## Begin Available data

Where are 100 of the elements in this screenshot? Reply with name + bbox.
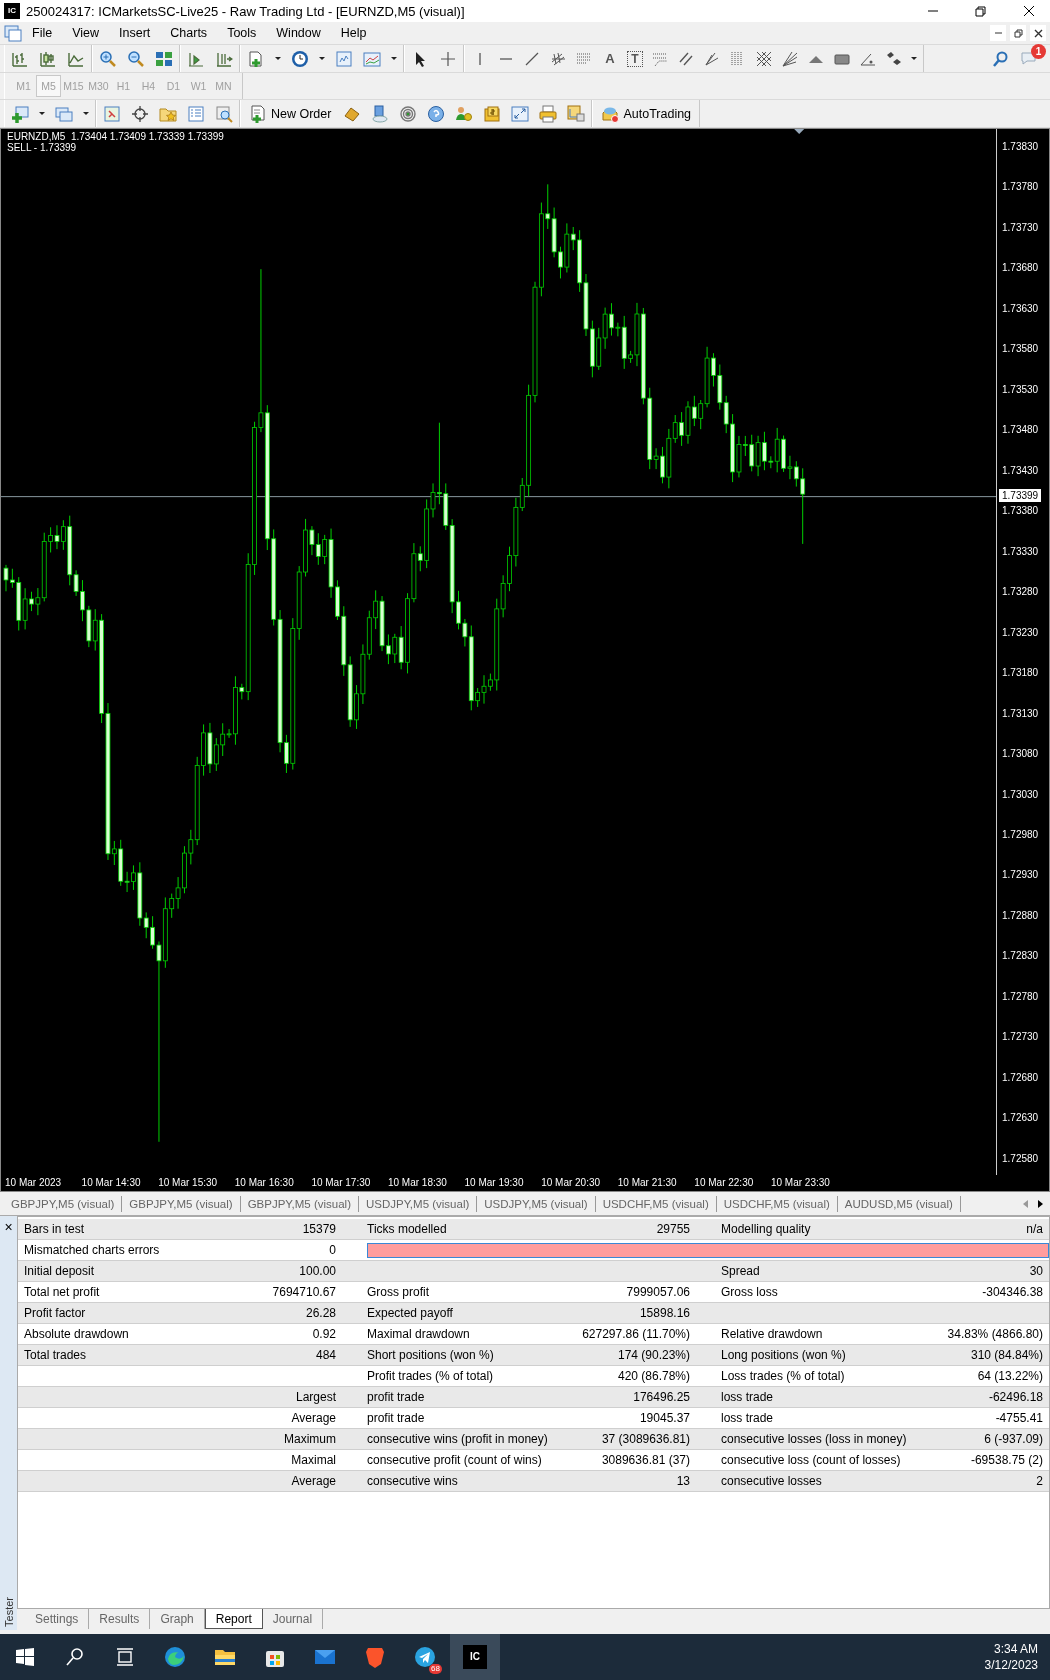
stat-label: Gross loss [720,1285,779,1299]
stat-label: consecutive wins [366,1474,459,1488]
stat-label: Mismatched charts errors [23,1243,161,1257]
menu-item[interactable]: Window [266,23,331,43]
price-tick: 1.72980 [1001,827,1040,842]
app-logo: IC [463,1645,487,1669]
stat-label: profit trade [366,1390,426,1404]
menu-item[interactable]: Tools [217,23,267,43]
stat-label: consecutive wins (profit in money) [366,1432,549,1446]
tester-tab[interactable]: Journal [262,1609,324,1629]
clock-date: 3/12/2023 [984,1657,1038,1673]
menu-item[interactable]: Charts [160,23,218,43]
stat-label: Gross profit [366,1285,430,1299]
stat-value: 26.28 [304,1306,337,1320]
stat-label: loss trade [720,1390,775,1404]
time-tick: 10 Mar 20:30 [540,1177,602,1189]
chart-tab[interactable]: USDJPY,M5 (visual) [359,1195,478,1212]
text-label-button[interactable]: T [627,50,643,67]
stat-value: 7694710.67 [271,1285,337,1299]
stat-value: -69538.75 (2) [969,1453,1044,1467]
price-tick: 1.72930 [1001,868,1040,883]
price-tick: 1.72580 [1001,1151,1040,1166]
stat-value: 6 (-937.09) [983,1432,1044,1446]
price-tick: 1.73530 [1001,382,1040,397]
stat-value: 100.00 [298,1264,337,1278]
tester-tab[interactable]: Graph [150,1609,205,1629]
text-tool-button[interactable]: A [601,51,619,66]
order-line-label: SELL - 1.73399 [7,142,78,153]
chart-tab[interactable]: USDCHF,M5 (visual) [595,1195,717,1212]
price-tick: 1.73480 [1001,423,1040,438]
chart-tab[interactable]: USDCHF,M5 (visual) [716,1195,838,1212]
menu-item[interactable]: View [62,23,110,43]
price-tick: 1.73380 [1001,504,1040,519]
stat-label: Total net profit [23,1285,101,1299]
stat-value: 420 (86.78%) [616,1369,691,1383]
stat-label: Total trades [23,1348,88,1362]
stat-value: Maximal [290,1453,337,1467]
stat-label: Profit factor [23,1306,87,1320]
price-tick: 1.73830 [1001,140,1040,154]
stat-value: 15379 [301,1222,337,1236]
stat-label: profit trade [366,1411,426,1425]
stat-value: Average [290,1411,337,1425]
stat-value: Average [290,1474,337,1488]
stat-value: 0.92 [311,1327,337,1341]
time-tick: 10 Mar 2023 [4,1177,63,1189]
stat-value: 64 (13.22%) [976,1369,1044,1383]
price-tick: 1.73330 [1001,544,1040,559]
auto-trading-button[interactable]: AutoTrading [599,101,694,126]
stat-label: Expected payoff [366,1306,454,1320]
price-tick: 1.72780 [1001,989,1040,1004]
time-tick: 10 Mar 23:30 [769,1177,831,1189]
stat-value: 15898.16 [638,1306,691,1320]
app-logo: IC [4,3,20,19]
chart-tab[interactable]: GBPJPY,M5 (visual) [122,1195,241,1212]
time-tick: 10 Mar 21:30 [616,1177,678,1189]
price-tick: 1.73580 [1001,342,1040,357]
stat-label: Relative drawdown [720,1327,824,1341]
stat-value: 174 (90.23%) [616,1348,691,1362]
tester-tab[interactable]: Results [89,1609,151,1629]
stat-value: 29755 [655,1222,691,1236]
price-tick: 1.73780 [1001,180,1040,195]
stat-value: 19045.37 [638,1411,691,1425]
stat-value: 176496.25 [632,1390,691,1404]
stat-label: Short positions (won %) [366,1348,495,1362]
price-tick: 1.73430 [1001,463,1040,478]
stat-value: Largest [294,1390,337,1404]
new-order-button[interactable]: New Order [247,101,334,126]
chart-tab[interactable]: AUDUSD,M5 (visual) [837,1195,961,1212]
chart-tab[interactable]: USDJPY,M5 (visual) [477,1195,596,1212]
current-price-label: 1.73399 [999,489,1042,502]
chart-symbol-prices: EURNZD,M5 1.73404 1.73409 1.73339 1.73399 [7,131,224,142]
price-tick: 1.72730 [1001,1030,1040,1045]
menu-item[interactable]: Help [330,23,377,43]
tester-tab[interactable]: Settings [25,1609,90,1629]
stat-label: consecutive losses [720,1474,823,1488]
price-tick: 1.73630 [1001,301,1040,316]
stat-label: Loss trades (% of total) [720,1369,846,1383]
unread-badge: 68 [429,1664,442,1674]
stat-value: Maximum [283,1432,337,1446]
window-title: 250024317: ICMarketsSC-Live25 - Raw Trading Ltd - [EURNZD,M5 (visual)] [26,3,466,19]
menu-item[interactable]: Insert [109,23,161,43]
price-tick: 1.72630 [1001,1111,1040,1126]
stat-value: -4755.41 [994,1411,1044,1425]
chart-tab[interactable]: GBPJPY,M5 (visual) [240,1195,359,1212]
tester-tab[interactable]: Report [204,1609,263,1629]
price-tick: 1.72880 [1001,908,1040,923]
stat-label: consecutive profit (count of wins) [366,1453,543,1467]
stat-label: Initial deposit [23,1264,96,1278]
menu-item[interactable]: File [22,23,63,43]
time-tick: 10 Mar 16:30 [233,1177,295,1189]
stat-label: Absolute drawdown [23,1327,130,1341]
taskbar-app[interactable]: IC [450,1634,500,1680]
stat-label: Ticks modelled [366,1222,448,1236]
stat-value: 37 (3089636.81) [600,1432,691,1446]
chart-tab[interactable]: GBPJPY,M5 (visual) [4,1195,123,1212]
price-tick: 1.73130 [1001,706,1040,721]
close-button[interactable]: × [4,1220,13,1234]
taskbar-app[interactable]: 68 [400,1634,450,1680]
stat-label: Profit trades (% of total) [366,1369,495,1383]
price-tick: 1.72680 [1001,1070,1040,1085]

## End Available data

Directions: Copy out the stretch of lines from the one containing "stat-label: Gross loss [720,1285,779,1299]" through the one containing "text-label-button[interactable]: T [627,50,643,67]", keeping each line unchanged.

Task output:
stat-label: Gross loss [720,1285,779,1299]
stat-label: consecutive wins [366,1474,459,1488]
stat-label: Mismatched charts errors [23,1243,161,1257]
menu-item[interactable]: Window [266,23,331,43]
price-tick: 1.72980 [1001,827,1040,842]
app-logo: IC [463,1645,487,1669]
stat-label: profit trade [366,1390,426,1404]
menu-item[interactable]: Tools [217,23,267,43]
stat-label: consecutive wins (profit in money) [366,1432,549,1446]
tester-tab[interactable]: Journal [262,1609,324,1629]
clock-date: 3/12/2023 [984,1657,1038,1673]
menu-item[interactable]: Charts [160,23,218,43]
stat-label: Gross profit [366,1285,430,1299]
stat-value: 26.28 [304,1306,337,1320]
stat-label: loss trade [720,1390,775,1404]
time-tick: 10 Mar 20:30 [540,1177,602,1189]
chart-tab[interactable]: USDJPY,M5 (visual) [359,1195,478,1212]
text-label-button[interactable]: T [627,50,643,67]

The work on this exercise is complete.